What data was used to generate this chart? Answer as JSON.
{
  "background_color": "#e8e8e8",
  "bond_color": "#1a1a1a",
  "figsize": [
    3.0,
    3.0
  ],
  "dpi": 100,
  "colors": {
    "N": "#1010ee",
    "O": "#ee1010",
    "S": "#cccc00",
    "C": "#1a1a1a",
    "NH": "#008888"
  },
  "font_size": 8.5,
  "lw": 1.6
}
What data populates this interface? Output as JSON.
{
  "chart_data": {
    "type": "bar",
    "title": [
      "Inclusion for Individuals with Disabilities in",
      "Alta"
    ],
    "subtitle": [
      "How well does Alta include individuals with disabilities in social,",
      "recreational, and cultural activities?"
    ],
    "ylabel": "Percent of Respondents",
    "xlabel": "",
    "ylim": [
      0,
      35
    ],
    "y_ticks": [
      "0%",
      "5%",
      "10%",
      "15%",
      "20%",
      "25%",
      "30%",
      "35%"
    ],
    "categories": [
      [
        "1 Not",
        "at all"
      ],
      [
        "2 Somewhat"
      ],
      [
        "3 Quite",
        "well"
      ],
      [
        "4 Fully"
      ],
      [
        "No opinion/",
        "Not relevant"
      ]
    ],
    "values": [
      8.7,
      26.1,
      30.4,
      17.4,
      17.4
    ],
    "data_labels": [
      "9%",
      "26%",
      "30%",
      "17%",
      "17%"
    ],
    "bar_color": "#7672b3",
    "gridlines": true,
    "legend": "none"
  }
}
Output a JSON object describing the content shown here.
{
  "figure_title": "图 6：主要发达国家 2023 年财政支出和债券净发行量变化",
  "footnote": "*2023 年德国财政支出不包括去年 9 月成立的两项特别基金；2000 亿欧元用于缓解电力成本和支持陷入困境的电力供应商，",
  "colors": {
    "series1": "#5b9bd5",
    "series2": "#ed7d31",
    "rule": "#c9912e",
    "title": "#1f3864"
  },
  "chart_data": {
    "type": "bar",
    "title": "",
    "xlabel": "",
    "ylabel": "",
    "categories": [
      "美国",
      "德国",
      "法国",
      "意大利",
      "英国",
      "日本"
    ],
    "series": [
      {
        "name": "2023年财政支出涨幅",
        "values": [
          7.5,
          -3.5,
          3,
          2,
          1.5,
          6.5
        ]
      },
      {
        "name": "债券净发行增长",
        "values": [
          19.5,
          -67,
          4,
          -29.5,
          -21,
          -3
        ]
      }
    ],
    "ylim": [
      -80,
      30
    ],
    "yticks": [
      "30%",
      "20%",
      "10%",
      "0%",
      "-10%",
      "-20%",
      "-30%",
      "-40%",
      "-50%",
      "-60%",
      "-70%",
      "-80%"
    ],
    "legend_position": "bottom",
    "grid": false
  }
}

________________

What to work on: The lines above should be duplicated exactly.

Task answer:
What data was used to generate this chart? Answer as JSON.
{
  "background_color": "#e8e8e8",
  "bond_color": "#1a1a1a",
  "figsize": [
    3.0,
    3.0
  ],
  "dpi": 100,
  "colors": {
    "N": "#1010ee",
    "O": "#ee1010",
    "S": "#cccc00",
    "C": "#1a1a1a",
    "NH": "#008888"
  },
  "font_size": 8.5,
  "lw": 1.6
}
What data populates this interface? Output as JSON.
{
  "chart_data": {
    "type": "bar",
    "title": [
      "Inclusion for Individuals with Disabilities in",
      "Alta"
    ],
    "subtitle": [
      "How well does Alta include individuals with disabilities in social,",
      "recreational, and cultural activities?"
    ],
    "ylabel": "Percent of Respondents",
    "xlabel": "",
    "ylim": [
      0,
      35
    ],
    "y_ticks": [
      "0%",
      "5%",
      "10%",
      "15%",
      "20%",
      "25%",
      "30%",
      "35%"
    ],
    "categories": [
      [
        "1 Not",
        "at all"
      ],
      [
        "2 Somewhat"
      ],
      [
        "3 Quite",
        "well"
      ],
      [
        "4 Fully"
      ],
      [
        "No opinion/",
        "Not relevant"
      ]
    ],
    "values": [
      8.7,
      26.1,
      30.4,
      17.4,
      17.4
    ],
    "data_labels": [
      "9%",
      "26%",
      "30%",
      "17%",
      "17%"
    ],
    "bar_color": "#7672b3",
    "gridlines": true,
    "legend": "none"
  }
}
Output a JSON object describing the content shown here.
{
  "figure_title": "图 6：主要发达国家 2023 年财政支出和债券净发行量变化",
  "footnote": "*2023 年德国财政支出不包括去年 9 月成立的两项特别基金；2000 亿欧元用于缓解电力成本和支持陷入困境的电力供应商，",
  "colors": {
    "series1": "#5b9bd5",
    "series2": "#ed7d31",
    "rule": "#c9912e",
    "title": "#1f3864"
  },
  "chart_data": {
    "type": "bar",
    "title": "",
    "xlabel": "",
    "ylabel": "",
    "categories": [
      "美国",
      "德国",
      "法国",
      "意大利",
      "英国",
      "日本"
    ],
    "series": [
      {
        "name": "2023年财政支出涨幅",
        "values": [
          7.5,
          -3.5,
          3,
          2,
          1.5,
          6.5
        ]
      },
      {
        "name": "债券净发行增长",
        "values": [
          19.5,
          -67,
          4,
          -29.5,
          -21,
          -3
        ]
      }
    ],
    "ylim": [
      -80,
      30
    ],
    "yticks": [
      "30%",
      "20%",
      "10%",
      "0%",
      "-10%",
      "-20%",
      "-30%",
      "-40%",
      "-50%",
      "-60%",
      "-70%",
      "-80%"
    ],
    "legend_position": "bottom",
    "grid": false
  }
}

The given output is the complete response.